## [Stated goal]
In the records that follow, locate every line with "corresponding" and extract it.

## [Data supplied]
☆ ☆ ☆

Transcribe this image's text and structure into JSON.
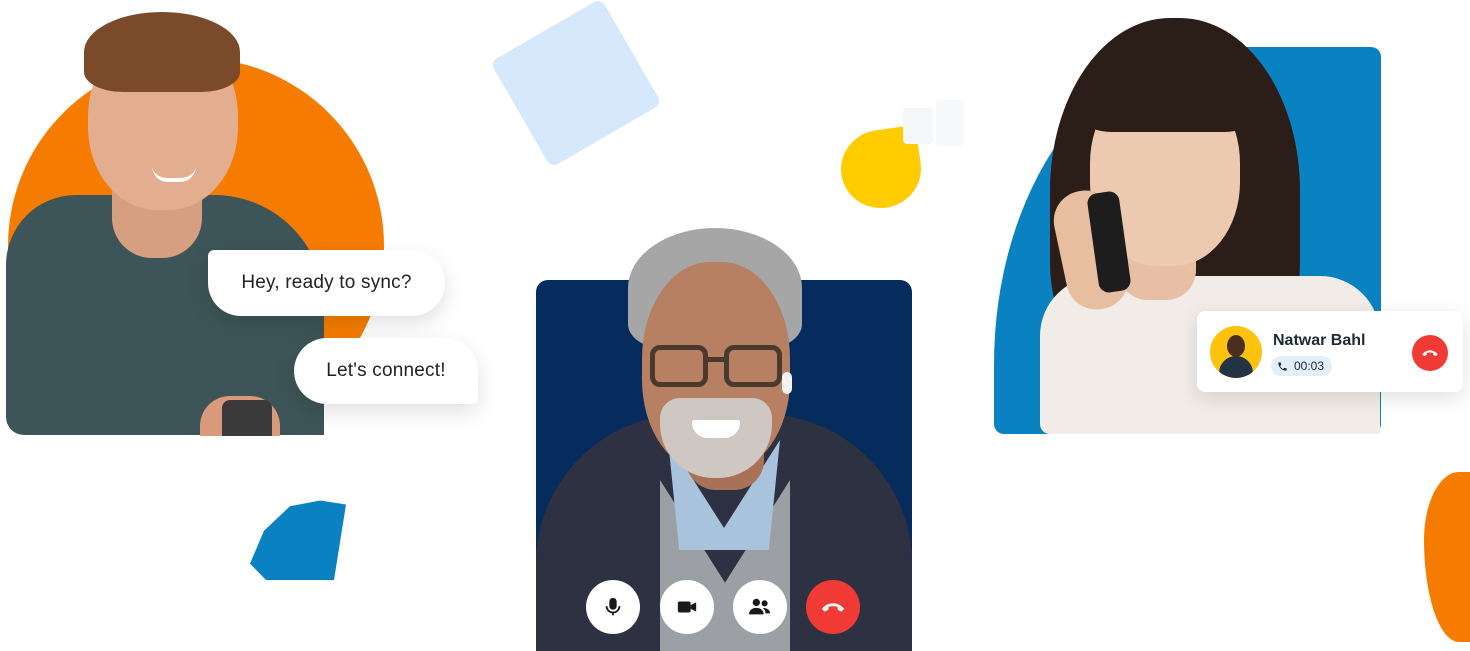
{
  "chat": {
    "bubble_1": "Hey, ready to sync?",
    "bubble_2": "Let's connect!"
  },
  "video_call": {
    "controls": [
      {
        "icon": "microphone-icon"
      },
      {
        "icon": "video-camera-icon"
      },
      {
        "icon": "participants-icon"
      },
      {
        "icon": "end-call-icon",
        "color": "#ef3a35"
      }
    ]
  },
  "incoming_call": {
    "caller_name": "Natwar Bahl",
    "duration": "00:03",
    "end_color": "#ef3a35"
  },
  "colors": {
    "orange": "#f57c00",
    "blue": "#0a82c1",
    "navy": "#062c5e",
    "yellow": "#ffcc00",
    "light_blue": "#d6e8fb",
    "red": "#ef3a35"
  }
}
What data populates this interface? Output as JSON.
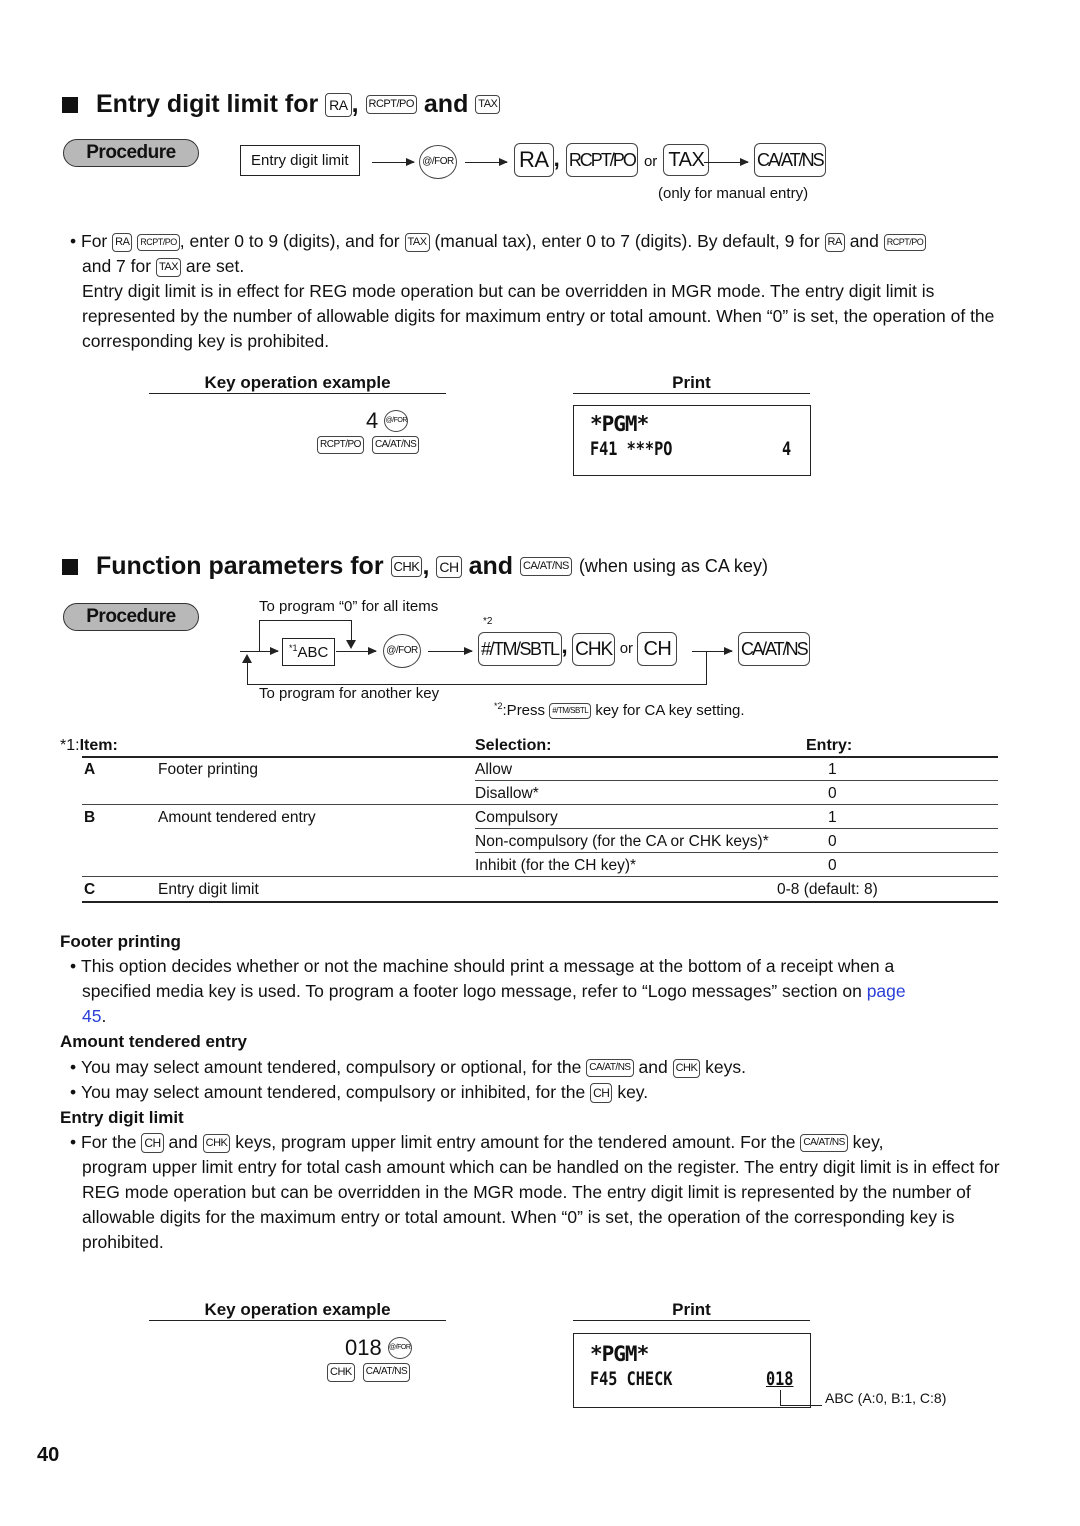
{
  "section1": {
    "title_prefix": "Entry digit limit for",
    "keys": [
      "RA",
      "RCPT/PO",
      "TAX"
    ],
    "comma": ",",
    "and": "and",
    "procedure_label": "Procedure",
    "flow": {
      "input_box": "Entry digit limit",
      "for_key": "@/FOR",
      "key1": "RA",
      "comma": ",",
      "key2": "RCPT/PO",
      "or": "or",
      "key3": "TAX",
      "final_key": "CA/AT/NS",
      "note": "(only for manual entry)"
    },
    "bullet_line1_parts": [
      "For",
      "RA",
      "RCPT/PO",
      ", enter 0 to 9 (digits), and for",
      "TAX",
      "(manual tax), enter 0 to 7 (digits).  By default, 9 for",
      "RA",
      "and",
      "RCPT/PO"
    ],
    "bullet_line2_parts": [
      "and 7 for",
      "TAX",
      "are set."
    ],
    "paragraph": "Entry digit limit is in effect for REG mode operation but can be overridden in MGR mode.  The entry digit limit is represented by the number of allowable digits for maximum entry or total amount.  When “0” is set, the operation of the corresponding key is prohibited.",
    "example": {
      "key_op_header": "Key operation example",
      "print_header": "Print",
      "entry_value": "4",
      "for_key": "@/FOR",
      "keys": [
        "RCPT/PO",
        "CA/AT/NS"
      ],
      "print_line1": "*PGM*",
      "print_line2_code": "F41",
      "print_line2_name": "***PO",
      "print_line2_value": "4"
    }
  },
  "section2": {
    "title_prefix": "Function parameters for",
    "keys": [
      "CHK",
      "CH",
      "CA/AT/NS"
    ],
    "comma": ",",
    "and": "and",
    "suffix": "(when using as CA key)",
    "procedure_label": "Procedure",
    "flow": {
      "top_note": "To program  “0” for all items",
      "footnote_mark": "*2",
      "input_box_sup": "*1",
      "input_box": "ABC",
      "for_key": "@/FOR",
      "key1": "#/TM/SBTL",
      "comma": ",",
      "key2": "CHK",
      "or": "or",
      "key3": "CH",
      "final_key": "CA/AT/NS",
      "bottom_note": "To program for another key",
      "footnote_prefix": "*2",
      "footnote_press": ":Press",
      "footnote_key": "#/TM/SBTL",
      "footnote_suffix": "key for CA key setting."
    },
    "table": {
      "item_header_prefix": "*1:",
      "item_header": "Item:",
      "selection_header": "Selection:",
      "entry_header": "Entry:",
      "rows": [
        {
          "code": "A",
          "item": "Footer printing",
          "selection": "Allow",
          "entry": "1"
        },
        {
          "code": "",
          "item": "",
          "selection": "Disallow*",
          "entry": "0"
        },
        {
          "code": "B",
          "item": "Amount tendered entry",
          "selection": "Compulsory",
          "entry": "1"
        },
        {
          "code": "",
          "item": "",
          "selection": "Non-compulsory (for the CA or CHK keys)*",
          "entry": "0"
        },
        {
          "code": "",
          "item": "",
          "selection": "Inhibit (for the CH key)*",
          "entry": "0"
        },
        {
          "code": "C",
          "item": "Entry digit limit",
          "selection": "",
          "entry": "0-8 (default: 8)"
        }
      ]
    },
    "footer_printing": {
      "heading": "Footer printing",
      "text_line1": "This option decides whether or not the machine should print a message at the bottom of a receipt when a",
      "text_line2": "specified media key is used.  To program a footer logo message, refer to “Logo messages” section on",
      "link_page": "page",
      "link_num": "45",
      "period": "."
    },
    "amount_tendered": {
      "heading": "Amount tendered entry",
      "b1_pre": "You may select amount tendered, compulsory or optional, for the",
      "b1_key1": "CA/AT/NS",
      "b1_and": "and",
      "b1_key2": "CHK",
      "b1_post": "keys.",
      "b2_pre": "You may select amount tendered, compulsory or inhibited, for the",
      "b2_key": "CH",
      "b2_post": "key."
    },
    "entry_digit_limit": {
      "heading": "Entry digit limit",
      "l1_pre": "For the",
      "l1_key1": "CH",
      "l1_and": "and",
      "l1_key2": "CHK",
      "l1_mid": "keys, program upper limit entry amount for the tendered amount.  For the",
      "l1_key3": "CA/AT/NS",
      "l1_post": "key,",
      "rest": "program upper limit entry for total cash amount which can be handled on the register.  The entry digit limit is in effect for REG mode operation but can be overridden in the MGR mode.  The entry digit limit is represented by the number of allowable digits for the maximum entry or total amount.  When “0” is set, the operation of the corresponding key is prohibited."
    },
    "example": {
      "key_op_header": "Key operation example",
      "print_header": "Print",
      "entry_value": "018",
      "for_key": "@/FOR",
      "keys": [
        "CHK",
        "CA/AT/NS"
      ],
      "print_line1": "*PGM*",
      "print_line2_code": "F45",
      "print_line2_name": "CHECK",
      "print_line2_value": "018",
      "callout": "ABC (A:0, B:1, C:8)"
    }
  },
  "page_number": "40"
}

☆ ☆ ☆

## [Solution to this exercise]
    "paragraph": "Entry digit limit is in effect for REG mode operation but can be overridden in MGR mode.  The entry digit limit is represented by the number of allowable digits for maximum entry or total amount.  When “0” is set, the operation of the corresponding key is prohibited.",
      "rest": "program upper limit entry for total cash amount which can be handled on the register.  The entry digit limit is in effect for REG mode operation but can be overridden in the MGR mode.  The entry digit limit is represented by the number of allowable digits for the maximum entry or total amount.  When “0” is set, the operation of the corresponding key is prohibited."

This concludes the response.